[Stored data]
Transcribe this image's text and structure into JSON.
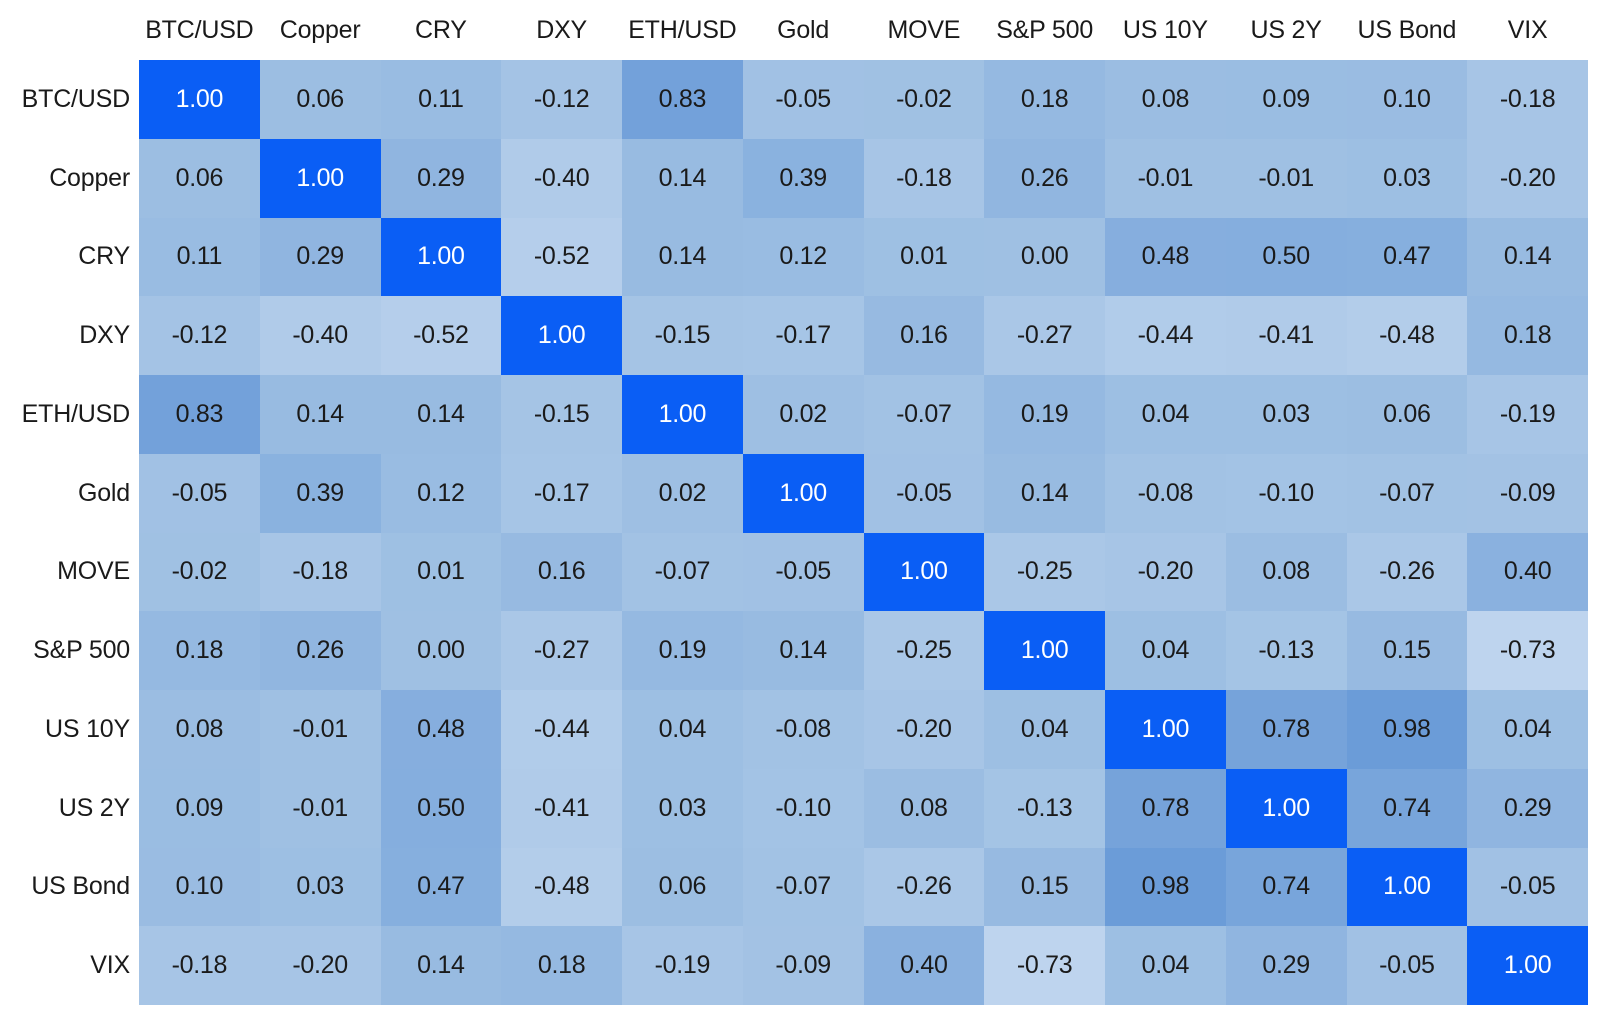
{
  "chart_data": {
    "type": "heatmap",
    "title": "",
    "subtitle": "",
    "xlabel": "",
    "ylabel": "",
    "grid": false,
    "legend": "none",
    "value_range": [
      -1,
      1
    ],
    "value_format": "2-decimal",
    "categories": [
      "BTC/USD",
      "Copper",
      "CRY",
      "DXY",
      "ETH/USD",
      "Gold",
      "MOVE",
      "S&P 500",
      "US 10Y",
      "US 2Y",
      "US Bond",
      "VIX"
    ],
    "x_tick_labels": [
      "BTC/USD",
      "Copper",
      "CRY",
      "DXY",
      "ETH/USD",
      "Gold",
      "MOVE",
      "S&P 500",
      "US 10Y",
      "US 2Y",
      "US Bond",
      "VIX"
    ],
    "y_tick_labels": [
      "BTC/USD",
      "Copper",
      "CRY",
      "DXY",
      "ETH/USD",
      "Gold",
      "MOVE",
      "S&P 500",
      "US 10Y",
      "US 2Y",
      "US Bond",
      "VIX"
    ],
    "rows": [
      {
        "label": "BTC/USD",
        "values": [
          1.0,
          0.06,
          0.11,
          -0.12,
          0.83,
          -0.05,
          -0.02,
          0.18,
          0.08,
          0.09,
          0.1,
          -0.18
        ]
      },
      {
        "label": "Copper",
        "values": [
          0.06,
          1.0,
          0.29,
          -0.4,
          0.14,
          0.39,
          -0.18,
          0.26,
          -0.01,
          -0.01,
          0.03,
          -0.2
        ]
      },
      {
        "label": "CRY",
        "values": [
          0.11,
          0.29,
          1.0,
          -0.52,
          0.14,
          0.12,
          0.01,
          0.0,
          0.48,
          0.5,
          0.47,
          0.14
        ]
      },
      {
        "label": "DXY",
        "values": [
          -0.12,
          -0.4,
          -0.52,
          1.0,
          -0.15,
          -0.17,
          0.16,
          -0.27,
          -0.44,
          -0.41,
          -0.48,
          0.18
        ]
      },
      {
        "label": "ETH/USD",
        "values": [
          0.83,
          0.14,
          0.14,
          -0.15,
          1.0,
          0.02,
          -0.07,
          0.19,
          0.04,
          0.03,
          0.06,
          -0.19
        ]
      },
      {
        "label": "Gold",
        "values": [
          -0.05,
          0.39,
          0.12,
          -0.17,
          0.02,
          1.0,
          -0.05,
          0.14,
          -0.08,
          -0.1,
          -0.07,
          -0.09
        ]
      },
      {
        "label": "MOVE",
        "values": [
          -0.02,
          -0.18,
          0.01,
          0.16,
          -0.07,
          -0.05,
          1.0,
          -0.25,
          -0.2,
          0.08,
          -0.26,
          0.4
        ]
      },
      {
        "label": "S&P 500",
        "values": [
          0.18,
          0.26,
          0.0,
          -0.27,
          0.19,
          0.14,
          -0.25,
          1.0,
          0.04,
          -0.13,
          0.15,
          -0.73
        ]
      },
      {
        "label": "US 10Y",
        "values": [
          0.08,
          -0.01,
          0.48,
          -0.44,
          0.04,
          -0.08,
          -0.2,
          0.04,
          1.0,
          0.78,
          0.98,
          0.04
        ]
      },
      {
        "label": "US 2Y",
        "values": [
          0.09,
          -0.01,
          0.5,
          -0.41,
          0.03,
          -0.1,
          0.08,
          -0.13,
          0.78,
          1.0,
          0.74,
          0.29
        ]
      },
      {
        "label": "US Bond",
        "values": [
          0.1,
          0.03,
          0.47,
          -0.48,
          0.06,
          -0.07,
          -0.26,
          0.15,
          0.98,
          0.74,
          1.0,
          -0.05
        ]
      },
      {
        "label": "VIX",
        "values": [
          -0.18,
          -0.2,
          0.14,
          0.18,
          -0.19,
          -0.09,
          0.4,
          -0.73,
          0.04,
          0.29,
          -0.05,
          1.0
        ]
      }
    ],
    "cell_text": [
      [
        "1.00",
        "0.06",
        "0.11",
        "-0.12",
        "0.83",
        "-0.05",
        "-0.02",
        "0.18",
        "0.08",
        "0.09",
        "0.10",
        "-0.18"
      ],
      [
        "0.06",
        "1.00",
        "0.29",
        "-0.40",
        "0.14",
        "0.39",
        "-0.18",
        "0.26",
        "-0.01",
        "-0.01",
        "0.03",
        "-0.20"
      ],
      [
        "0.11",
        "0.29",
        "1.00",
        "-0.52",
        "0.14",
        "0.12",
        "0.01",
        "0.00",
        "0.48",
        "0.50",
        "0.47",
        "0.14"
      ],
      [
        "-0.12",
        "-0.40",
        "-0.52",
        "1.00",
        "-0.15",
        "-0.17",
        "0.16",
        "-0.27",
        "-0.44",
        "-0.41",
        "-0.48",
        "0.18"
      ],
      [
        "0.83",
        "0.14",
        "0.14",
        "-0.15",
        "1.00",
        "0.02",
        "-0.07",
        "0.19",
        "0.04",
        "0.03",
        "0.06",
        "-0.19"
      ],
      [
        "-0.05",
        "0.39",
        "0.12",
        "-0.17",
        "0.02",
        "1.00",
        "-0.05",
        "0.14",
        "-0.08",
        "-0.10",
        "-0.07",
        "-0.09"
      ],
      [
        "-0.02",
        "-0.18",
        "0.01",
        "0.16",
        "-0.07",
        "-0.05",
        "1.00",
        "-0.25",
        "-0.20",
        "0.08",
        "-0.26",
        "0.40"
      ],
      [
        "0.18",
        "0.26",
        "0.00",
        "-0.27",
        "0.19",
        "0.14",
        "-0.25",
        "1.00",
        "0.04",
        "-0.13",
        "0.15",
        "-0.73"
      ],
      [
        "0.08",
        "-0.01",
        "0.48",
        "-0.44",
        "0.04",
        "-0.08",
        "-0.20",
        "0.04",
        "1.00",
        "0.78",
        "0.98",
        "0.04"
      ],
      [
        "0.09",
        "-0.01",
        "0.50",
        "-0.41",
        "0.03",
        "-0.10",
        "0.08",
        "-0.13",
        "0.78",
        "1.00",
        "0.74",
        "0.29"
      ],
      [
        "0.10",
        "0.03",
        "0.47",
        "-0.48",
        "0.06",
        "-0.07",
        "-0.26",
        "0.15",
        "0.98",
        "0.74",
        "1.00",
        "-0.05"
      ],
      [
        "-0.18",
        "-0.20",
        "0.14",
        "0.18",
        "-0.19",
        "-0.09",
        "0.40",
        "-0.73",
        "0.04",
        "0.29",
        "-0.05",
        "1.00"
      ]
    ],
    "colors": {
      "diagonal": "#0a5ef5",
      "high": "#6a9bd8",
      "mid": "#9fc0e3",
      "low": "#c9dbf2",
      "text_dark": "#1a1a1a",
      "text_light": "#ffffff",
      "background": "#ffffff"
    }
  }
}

_GIVEN EXERCISE_: The records above are to be quoted exactly, with all pictures left out.

_SOLUTION FOR THIS TASK_:
Transcribe this image's text and structure into JSON.
{
  "chart_data": {
    "type": "heatmap",
    "title": "",
    "subtitle": "",
    "xlabel": "",
    "ylabel": "",
    "grid": false,
    "legend": "none",
    "value_range": [
      -1,
      1
    ],
    "value_format": "2-decimal",
    "categories": [
      "BTC/USD",
      "Copper",
      "CRY",
      "DXY",
      "ETH/USD",
      "Gold",
      "MOVE",
      "S&P 500",
      "US 10Y",
      "US 2Y",
      "US Bond",
      "VIX"
    ],
    "x_tick_labels": [
      "BTC/USD",
      "Copper",
      "CRY",
      "DXY",
      "ETH/USD",
      "Gold",
      "MOVE",
      "S&P 500",
      "US 10Y",
      "US 2Y",
      "US Bond",
      "VIX"
    ],
    "y_tick_labels": [
      "BTC/USD",
      "Copper",
      "CRY",
      "DXY",
      "ETH/USD",
      "Gold",
      "MOVE",
      "S&P 500",
      "US 10Y",
      "US 2Y",
      "US Bond",
      "VIX"
    ],
    "rows": [
      {
        "label": "BTC/USD",
        "values": [
          1.0,
          0.06,
          0.11,
          -0.12,
          0.83,
          -0.05,
          -0.02,
          0.18,
          0.08,
          0.09,
          0.1,
          -0.18
        ]
      },
      {
        "label": "Copper",
        "values": [
          0.06,
          1.0,
          0.29,
          -0.4,
          0.14,
          0.39,
          -0.18,
          0.26,
          -0.01,
          -0.01,
          0.03,
          -0.2
        ]
      },
      {
        "label": "CRY",
        "values": [
          0.11,
          0.29,
          1.0,
          -0.52,
          0.14,
          0.12,
          0.01,
          0.0,
          0.48,
          0.5,
          0.47,
          0.14
        ]
      },
      {
        "label": "DXY",
        "values": [
          -0.12,
          -0.4,
          -0.52,
          1.0,
          -0.15,
          -0.17,
          0.16,
          -0.27,
          -0.44,
          -0.41,
          -0.48,
          0.18
        ]
      },
      {
        "label": "ETH/USD",
        "values": [
          0.83,
          0.14,
          0.14,
          -0.15,
          1.0,
          0.02,
          -0.07,
          0.19,
          0.04,
          0.03,
          0.06,
          -0.19
        ]
      },
      {
        "label": "Gold",
        "values": [
          -0.05,
          0.39,
          0.12,
          -0.17,
          0.02,
          1.0,
          -0.05,
          0.14,
          -0.08,
          -0.1,
          -0.07,
          -0.09
        ]
      },
      {
        "label": "MOVE",
        "values": [
          -0.02,
          -0.18,
          0.01,
          0.16,
          -0.07,
          -0.05,
          1.0,
          -0.25,
          -0.2,
          0.08,
          -0.26,
          0.4
        ]
      },
      {
        "label": "S&P 500",
        "values": [
          0.18,
          0.26,
          0.0,
          -0.27,
          0.19,
          0.14,
          -0.25,
          1.0,
          0.04,
          -0.13,
          0.15,
          -0.73
        ]
      },
      {
        "label": "US 10Y",
        "values": [
          0.08,
          -0.01,
          0.48,
          -0.44,
          0.04,
          -0.08,
          -0.2,
          0.04,
          1.0,
          0.78,
          0.98,
          0.04
        ]
      },
      {
        "label": "US 2Y",
        "values": [
          0.09,
          -0.01,
          0.5,
          -0.41,
          0.03,
          -0.1,
          0.08,
          -0.13,
          0.78,
          1.0,
          0.74,
          0.29
        ]
      },
      {
        "label": "US Bond",
        "values": [
          0.1,
          0.03,
          0.47,
          -0.48,
          0.06,
          -0.07,
          -0.26,
          0.15,
          0.98,
          0.74,
          1.0,
          -0.05
        ]
      },
      {
        "label": "VIX",
        "values": [
          -0.18,
          -0.2,
          0.14,
          0.18,
          -0.19,
          -0.09,
          0.4,
          -0.73,
          0.04,
          0.29,
          -0.05,
          1.0
        ]
      }
    ],
    "cell_text": [
      [
        "1.00",
        "0.06",
        "0.11",
        "-0.12",
        "0.83",
        "-0.05",
        "-0.02",
        "0.18",
        "0.08",
        "0.09",
        "0.10",
        "-0.18"
      ],
      [
        "0.06",
        "1.00",
        "0.29",
        "-0.40",
        "0.14",
        "0.39",
        "-0.18",
        "0.26",
        "-0.01",
        "-0.01",
        "0.03",
        "-0.20"
      ],
      [
        "0.11",
        "0.29",
        "1.00",
        "-0.52",
        "0.14",
        "0.12",
        "0.01",
        "0.00",
        "0.48",
        "0.50",
        "0.47",
        "0.14"
      ],
      [
        "-0.12",
        "-0.40",
        "-0.52",
        "1.00",
        "-0.15",
        "-0.17",
        "0.16",
        "-0.27",
        "-0.44",
        "-0.41",
        "-0.48",
        "0.18"
      ],
      [
        "0.83",
        "0.14",
        "0.14",
        "-0.15",
        "1.00",
        "0.02",
        "-0.07",
        "0.19",
        "0.04",
        "0.03",
        "0.06",
        "-0.19"
      ],
      [
        "-0.05",
        "0.39",
        "0.12",
        "-0.17",
        "0.02",
        "1.00",
        "-0.05",
        "0.14",
        "-0.08",
        "-0.10",
        "-0.07",
        "-0.09"
      ],
      [
        "-0.02",
        "-0.18",
        "0.01",
        "0.16",
        "-0.07",
        "-0.05",
        "1.00",
        "-0.25",
        "-0.20",
        "0.08",
        "-0.26",
        "0.40"
      ],
      [
        "0.18",
        "0.26",
        "0.00",
        "-0.27",
        "0.19",
        "0.14",
        "-0.25",
        "1.00",
        "0.04",
        "-0.13",
        "0.15",
        "-0.73"
      ],
      [
        "0.08",
        "-0.01",
        "0.48",
        "-0.44",
        "0.04",
        "-0.08",
        "-0.20",
        "0.04",
        "1.00",
        "0.78",
        "0.98",
        "0.04"
      ],
      [
        "0.09",
        "-0.01",
        "0.50",
        "-0.41",
        "0.03",
        "-0.10",
        "0.08",
        "-0.13",
        "0.78",
        "1.00",
        "0.74",
        "0.29"
      ],
      [
        "0.10",
        "0.03",
        "0.47",
        "-0.48",
        "0.06",
        "-0.07",
        "-0.26",
        "0.15",
        "0.98",
        "0.74",
        "1.00",
        "-0.05"
      ],
      [
        "-0.18",
        "-0.20",
        "0.14",
        "0.18",
        "-0.19",
        "-0.09",
        "0.40",
        "-0.73",
        "0.04",
        "0.29",
        "-0.05",
        "1.00"
      ]
    ],
    "colors": {
      "diagonal": "#0a5ef5",
      "high": "#6a9bd8",
      "mid": "#9fc0e3",
      "low": "#c9dbf2",
      "text_dark": "#1a1a1a",
      "text_light": "#ffffff",
      "background": "#ffffff"
    }
  }
}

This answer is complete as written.